**Short exercise:** Review the lines that follow and copy each one that contains the word "Game".

**Material for the task:**
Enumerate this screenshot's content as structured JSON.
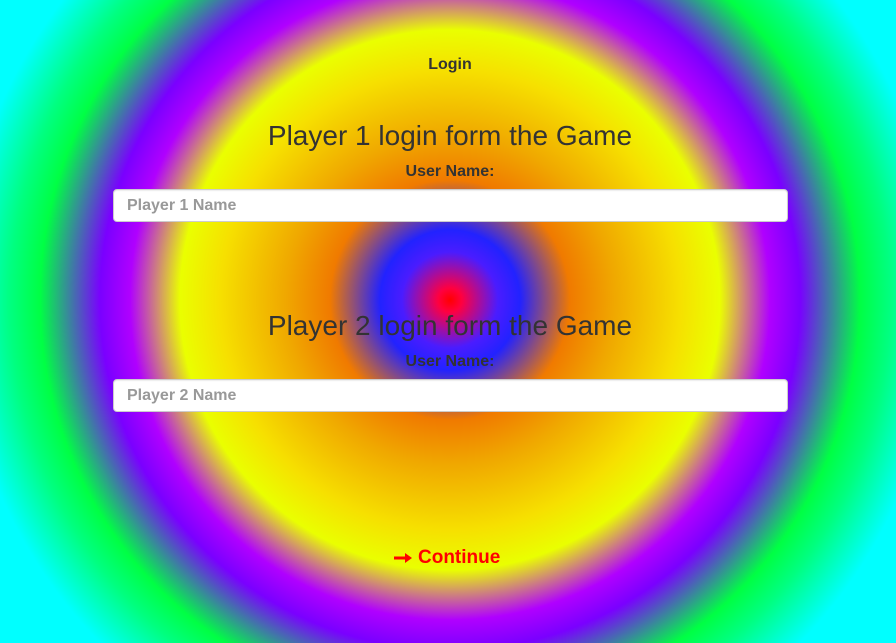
{
  "page": {
    "title": "Login"
  },
  "player1": {
    "heading": "Player 1 login form the Game",
    "label": "User Name:",
    "placeholder": "Player 1 Name",
    "value": ""
  },
  "player2": {
    "heading": "Player 2 login form the Game",
    "label": "User Name:",
    "placeholder": "Player 2 Name",
    "value": ""
  },
  "continue": {
    "label": "Continue",
    "icon": "right-arrow-icon",
    "color": "#ff0000"
  },
  "colors": {
    "text": "#333333",
    "center": "#ff0000",
    "ring_blue": "#2222ff",
    "ring_orange": "#f07a00",
    "ring_yellow": "#eaff00",
    "ring_purple": "#7a00ff",
    "ring_green": "#00ff44",
    "ring_cyan": "#00ffff"
  }
}
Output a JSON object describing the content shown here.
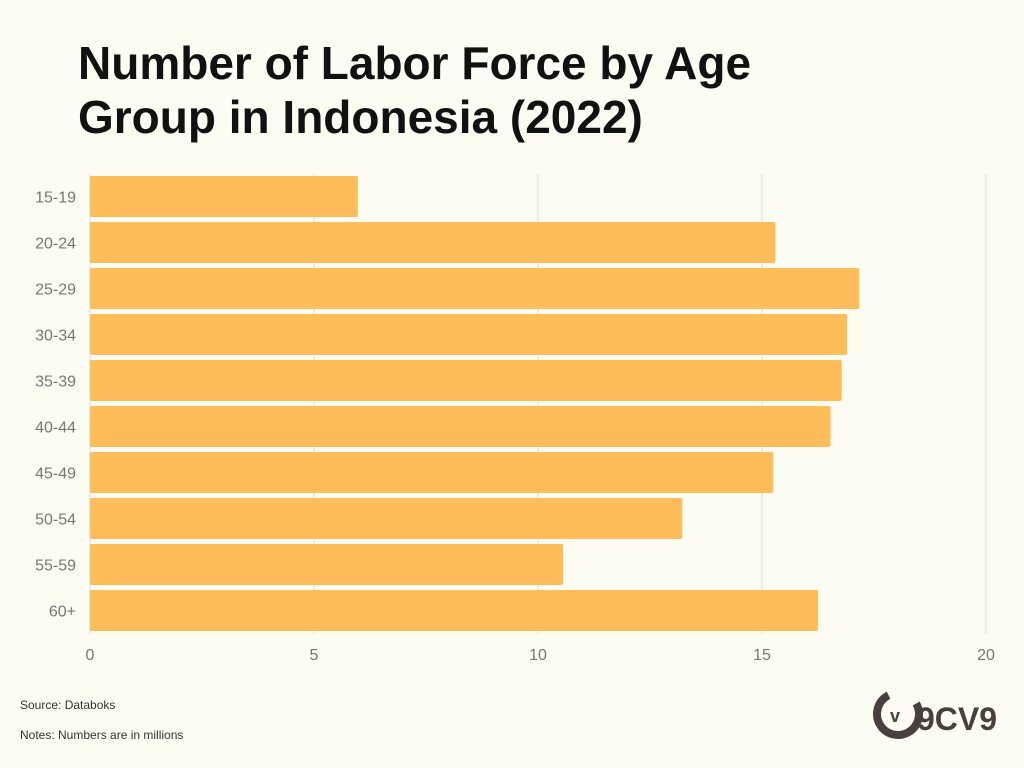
{
  "title": "Number of Labor Force by Age Group in Indonesia (2022)",
  "source": "Source: Databoks",
  "notes": "Notes: Numbers are in millions",
  "logo_text": "9CV9",
  "colors": {
    "bar": "#fdbd5a",
    "grid": "#dcdcd0",
    "background": "#fcfcf2",
    "tick": "#777777"
  },
  "chart_data": {
    "type": "bar",
    "orientation": "horizontal",
    "categories": [
      "15-19",
      "20-24",
      "25-29",
      "30-34",
      "35-39",
      "40-44",
      "45-49",
      "50-54",
      "55-59",
      "60+"
    ],
    "values": [
      5.98,
      15.3,
      17.17,
      16.9,
      16.78,
      16.53,
      15.25,
      13.22,
      10.56,
      16.25
    ],
    "xlim": [
      0,
      20
    ],
    "xticks": [
      0,
      5,
      10,
      15,
      20
    ],
    "grid": true,
    "legend": "none"
  }
}
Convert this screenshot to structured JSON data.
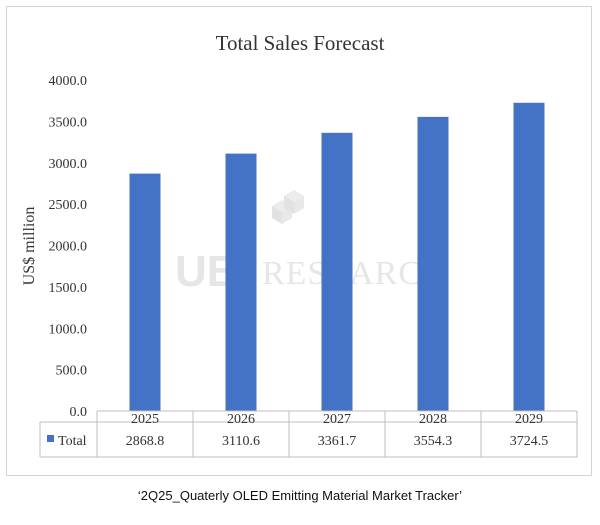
{
  "chart_data": {
    "type": "bar",
    "title": "Total Sales Forecast",
    "ylabel": "US$ million",
    "xlabel": "",
    "categories": [
      "2025",
      "2026",
      "2027",
      "2028",
      "2029"
    ],
    "series": [
      {
        "name": "Total",
        "values": [
          2868.8,
          3110.6,
          3361.7,
          3554.3,
          3724.5
        ],
        "color": "#4472c4"
      }
    ],
    "value_labels": [
      "2868.8",
      "3110.6",
      "3361.7",
      "3554.3",
      "3724.5"
    ],
    "ylim": [
      0,
      4000
    ],
    "yticks": [
      0,
      500,
      1000,
      1500,
      2000,
      2500,
      3000,
      3500,
      4000
    ],
    "ytick_labels": [
      "0.0",
      "500.0",
      "1000.0",
      "1500.0",
      "2000.0",
      "2500.0",
      "3000.0",
      "3500.0",
      "4000.0"
    ],
    "grid": false,
    "legend": "data-table",
    "data_table": true
  },
  "watermark": {
    "logo_text": "UBI",
    "text": "RESEARCH"
  },
  "caption": "‘2Q25_Quaterly OLED Emitting Material Market Tracker’"
}
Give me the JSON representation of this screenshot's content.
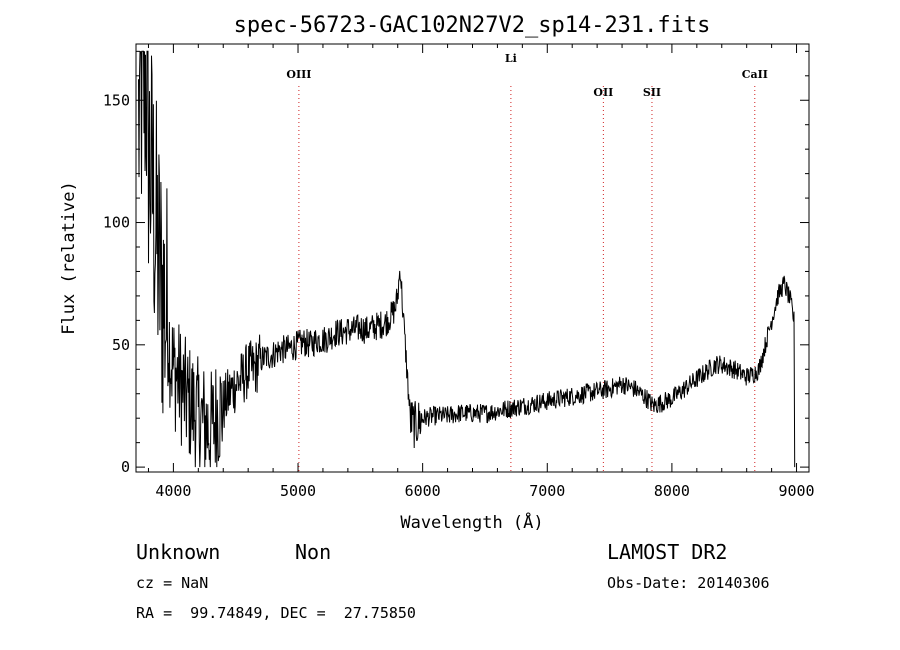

**Worked solution:**
    "heading": "Player 1 login form the Game",
    "heading": "Player 2 login form the Game",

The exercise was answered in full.